[Dataset excerpt]
···

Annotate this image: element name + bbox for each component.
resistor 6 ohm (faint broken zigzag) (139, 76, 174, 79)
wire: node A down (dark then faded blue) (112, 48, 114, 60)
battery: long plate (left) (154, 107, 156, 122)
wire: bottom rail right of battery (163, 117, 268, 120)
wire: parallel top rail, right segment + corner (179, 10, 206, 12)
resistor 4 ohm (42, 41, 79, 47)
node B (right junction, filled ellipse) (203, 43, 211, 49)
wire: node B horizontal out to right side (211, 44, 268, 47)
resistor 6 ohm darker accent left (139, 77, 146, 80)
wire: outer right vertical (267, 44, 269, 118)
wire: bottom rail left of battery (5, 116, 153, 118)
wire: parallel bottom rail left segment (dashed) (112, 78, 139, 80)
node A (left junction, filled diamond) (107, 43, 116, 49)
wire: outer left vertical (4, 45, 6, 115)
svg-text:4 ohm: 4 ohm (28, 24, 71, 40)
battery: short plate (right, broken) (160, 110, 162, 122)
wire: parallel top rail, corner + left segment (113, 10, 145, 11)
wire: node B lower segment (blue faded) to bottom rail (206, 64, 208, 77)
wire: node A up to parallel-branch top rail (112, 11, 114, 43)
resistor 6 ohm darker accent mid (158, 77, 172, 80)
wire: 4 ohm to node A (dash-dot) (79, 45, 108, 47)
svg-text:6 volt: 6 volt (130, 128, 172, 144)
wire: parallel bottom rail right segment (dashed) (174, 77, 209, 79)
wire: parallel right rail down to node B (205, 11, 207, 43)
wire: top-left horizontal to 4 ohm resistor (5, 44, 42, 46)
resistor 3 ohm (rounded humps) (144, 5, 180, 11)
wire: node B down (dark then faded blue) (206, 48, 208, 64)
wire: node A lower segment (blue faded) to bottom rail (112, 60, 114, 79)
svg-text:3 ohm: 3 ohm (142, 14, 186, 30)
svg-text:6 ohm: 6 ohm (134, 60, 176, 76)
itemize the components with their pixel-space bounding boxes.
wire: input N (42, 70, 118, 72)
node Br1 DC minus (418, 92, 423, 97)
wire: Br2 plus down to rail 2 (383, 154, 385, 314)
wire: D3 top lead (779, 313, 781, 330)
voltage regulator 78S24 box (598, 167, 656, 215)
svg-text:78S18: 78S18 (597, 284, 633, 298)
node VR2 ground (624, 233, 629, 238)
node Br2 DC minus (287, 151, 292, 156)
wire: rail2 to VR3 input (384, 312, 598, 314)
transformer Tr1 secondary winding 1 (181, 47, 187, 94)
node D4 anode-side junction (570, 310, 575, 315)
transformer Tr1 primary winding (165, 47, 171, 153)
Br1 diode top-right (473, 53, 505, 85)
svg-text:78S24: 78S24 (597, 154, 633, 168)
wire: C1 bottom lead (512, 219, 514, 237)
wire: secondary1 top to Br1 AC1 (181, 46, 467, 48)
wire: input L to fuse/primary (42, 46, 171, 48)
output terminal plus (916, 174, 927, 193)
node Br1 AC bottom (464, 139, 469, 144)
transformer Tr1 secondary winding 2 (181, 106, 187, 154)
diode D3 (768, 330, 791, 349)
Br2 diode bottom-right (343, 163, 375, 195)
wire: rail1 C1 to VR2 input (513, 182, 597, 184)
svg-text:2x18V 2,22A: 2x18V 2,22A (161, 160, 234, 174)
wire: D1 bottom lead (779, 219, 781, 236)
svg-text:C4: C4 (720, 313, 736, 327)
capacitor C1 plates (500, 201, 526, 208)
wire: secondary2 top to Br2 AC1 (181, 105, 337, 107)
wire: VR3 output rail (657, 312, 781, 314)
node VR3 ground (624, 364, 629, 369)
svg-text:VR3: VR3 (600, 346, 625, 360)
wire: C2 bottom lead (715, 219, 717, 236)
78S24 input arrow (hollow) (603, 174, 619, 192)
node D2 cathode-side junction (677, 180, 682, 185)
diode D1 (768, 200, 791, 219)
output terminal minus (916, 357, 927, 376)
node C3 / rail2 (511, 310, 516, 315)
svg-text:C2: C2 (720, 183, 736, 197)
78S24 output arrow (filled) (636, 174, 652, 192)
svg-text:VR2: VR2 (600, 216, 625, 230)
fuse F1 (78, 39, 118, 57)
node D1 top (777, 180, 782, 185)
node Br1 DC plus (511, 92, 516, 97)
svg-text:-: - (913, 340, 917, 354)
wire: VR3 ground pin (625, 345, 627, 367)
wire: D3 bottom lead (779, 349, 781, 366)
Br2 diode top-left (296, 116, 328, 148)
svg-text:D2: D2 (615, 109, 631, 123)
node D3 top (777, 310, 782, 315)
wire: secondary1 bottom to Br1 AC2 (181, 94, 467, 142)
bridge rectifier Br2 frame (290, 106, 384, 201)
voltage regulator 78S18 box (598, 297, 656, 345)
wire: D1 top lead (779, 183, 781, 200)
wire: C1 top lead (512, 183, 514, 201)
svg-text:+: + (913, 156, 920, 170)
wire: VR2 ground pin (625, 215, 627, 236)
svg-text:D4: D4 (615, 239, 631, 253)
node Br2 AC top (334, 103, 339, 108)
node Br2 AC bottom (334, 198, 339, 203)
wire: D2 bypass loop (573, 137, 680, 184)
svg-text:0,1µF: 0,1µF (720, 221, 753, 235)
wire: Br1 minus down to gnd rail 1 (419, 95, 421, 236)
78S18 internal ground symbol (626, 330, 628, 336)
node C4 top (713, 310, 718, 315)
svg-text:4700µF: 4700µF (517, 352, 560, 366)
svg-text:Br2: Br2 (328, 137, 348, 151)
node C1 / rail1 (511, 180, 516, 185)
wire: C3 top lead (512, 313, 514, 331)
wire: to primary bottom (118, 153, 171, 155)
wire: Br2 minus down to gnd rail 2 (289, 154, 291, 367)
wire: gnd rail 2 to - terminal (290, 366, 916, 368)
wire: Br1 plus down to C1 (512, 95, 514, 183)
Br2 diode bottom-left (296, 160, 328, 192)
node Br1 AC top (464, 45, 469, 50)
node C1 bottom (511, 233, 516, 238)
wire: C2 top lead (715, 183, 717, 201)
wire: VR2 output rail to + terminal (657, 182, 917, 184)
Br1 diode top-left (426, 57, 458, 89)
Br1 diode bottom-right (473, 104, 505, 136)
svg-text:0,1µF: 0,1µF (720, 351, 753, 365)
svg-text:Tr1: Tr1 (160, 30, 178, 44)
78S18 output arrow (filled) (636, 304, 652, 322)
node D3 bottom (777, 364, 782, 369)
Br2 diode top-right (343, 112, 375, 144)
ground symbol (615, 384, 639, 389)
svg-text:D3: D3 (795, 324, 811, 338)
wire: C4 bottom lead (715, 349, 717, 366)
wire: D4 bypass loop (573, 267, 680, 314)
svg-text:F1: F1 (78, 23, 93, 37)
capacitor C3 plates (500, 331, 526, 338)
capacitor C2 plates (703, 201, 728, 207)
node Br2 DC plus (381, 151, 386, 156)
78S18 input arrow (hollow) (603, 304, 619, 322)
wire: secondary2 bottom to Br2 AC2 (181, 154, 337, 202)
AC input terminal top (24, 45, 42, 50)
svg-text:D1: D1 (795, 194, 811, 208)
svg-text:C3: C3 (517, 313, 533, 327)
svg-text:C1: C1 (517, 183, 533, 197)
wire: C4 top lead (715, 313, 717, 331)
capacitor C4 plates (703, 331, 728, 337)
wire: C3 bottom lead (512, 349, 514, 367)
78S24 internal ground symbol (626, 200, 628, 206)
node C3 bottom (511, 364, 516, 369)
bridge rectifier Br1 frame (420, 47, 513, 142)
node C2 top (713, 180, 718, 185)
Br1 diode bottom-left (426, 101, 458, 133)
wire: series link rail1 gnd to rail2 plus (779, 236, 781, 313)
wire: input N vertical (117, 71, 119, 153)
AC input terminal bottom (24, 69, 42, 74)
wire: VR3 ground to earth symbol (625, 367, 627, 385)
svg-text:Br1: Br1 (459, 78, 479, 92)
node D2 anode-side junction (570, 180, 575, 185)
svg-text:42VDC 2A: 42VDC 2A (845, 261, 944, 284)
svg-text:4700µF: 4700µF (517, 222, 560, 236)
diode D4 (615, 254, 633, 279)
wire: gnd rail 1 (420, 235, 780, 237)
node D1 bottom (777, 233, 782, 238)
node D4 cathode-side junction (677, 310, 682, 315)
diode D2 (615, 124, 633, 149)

···

**GOAL**
Reproduce the entries from the beginning of the dataset excerpt through the line containing "node Br2 DC minus (287, 151, 292, 156)", inclusive, with no alterations.

**CORRECT ANSWER**
Annotate this image: element name + bbox for each component.
resistor 6 ohm (faint broken zigzag) (139, 76, 174, 79)
wire: node A down (dark then faded blue) (112, 48, 114, 60)
battery: long plate (left) (154, 107, 156, 122)
wire: bottom rail right of battery (163, 117, 268, 120)
wire: parallel top rail, right segment + corner (179, 10, 206, 12)
resistor 4 ohm (42, 41, 79, 47)
node B (right junction, filled ellipse) (203, 43, 211, 49)
wire: node B horizontal out to right side (211, 44, 268, 47)
resistor 6 ohm darker accent left (139, 77, 146, 80)
wire: outer right vertical (267, 44, 269, 118)
wire: bottom rail left of battery (5, 116, 153, 118)
wire: parallel bottom rail left segment (dashed) (112, 78, 139, 80)
node A (left junction, filled diamond) (107, 43, 116, 49)
wire: outer left vertical (4, 45, 6, 115)
svg-text:4 ohm: 4 ohm (28, 24, 71, 40)
battery: short plate (right, broken) (160, 110, 162, 122)
wire: parallel top rail, corner + left segment (113, 10, 145, 11)
wire: node B lower segment (blue faded) to bottom rail (206, 64, 208, 77)
wire: node A up to parallel-branch top rail (112, 11, 114, 43)
resistor 6 ohm darker accent mid (158, 77, 172, 80)
wire: 4 ohm to node A (dash-dot) (79, 45, 108, 47)
svg-text:6 volt: 6 volt (130, 128, 172, 144)
wire: parallel bottom rail right segment (dashed) (174, 77, 209, 79)
wire: parallel right rail down to node B (205, 11, 207, 43)
wire: top-left horizontal to 4 ohm resistor (5, 44, 42, 46)
resistor 3 ohm (rounded humps) (144, 5, 180, 11)
wire: node B down (dark then faded blue) (206, 48, 208, 64)
wire: node A lower segment (blue faded) to bottom rail (112, 60, 114, 79)
svg-text:3 ohm: 3 ohm (142, 14, 186, 30)
svg-text:6 ohm: 6 ohm (134, 60, 176, 76)
itemize the components with their pixel-space bounding boxes.
wire: input N (42, 70, 118, 72)
node Br1 DC minus (418, 92, 423, 97)
wire: Br2 plus down to rail 2 (383, 154, 385, 314)
wire: D3 top lead (779, 313, 781, 330)
voltage regulator 78S24 box (598, 167, 656, 215)
svg-text:78S18: 78S18 (597, 284, 633, 298)
node VR2 ground (624, 233, 629, 238)
node Br2 DC minus (287, 151, 292, 156)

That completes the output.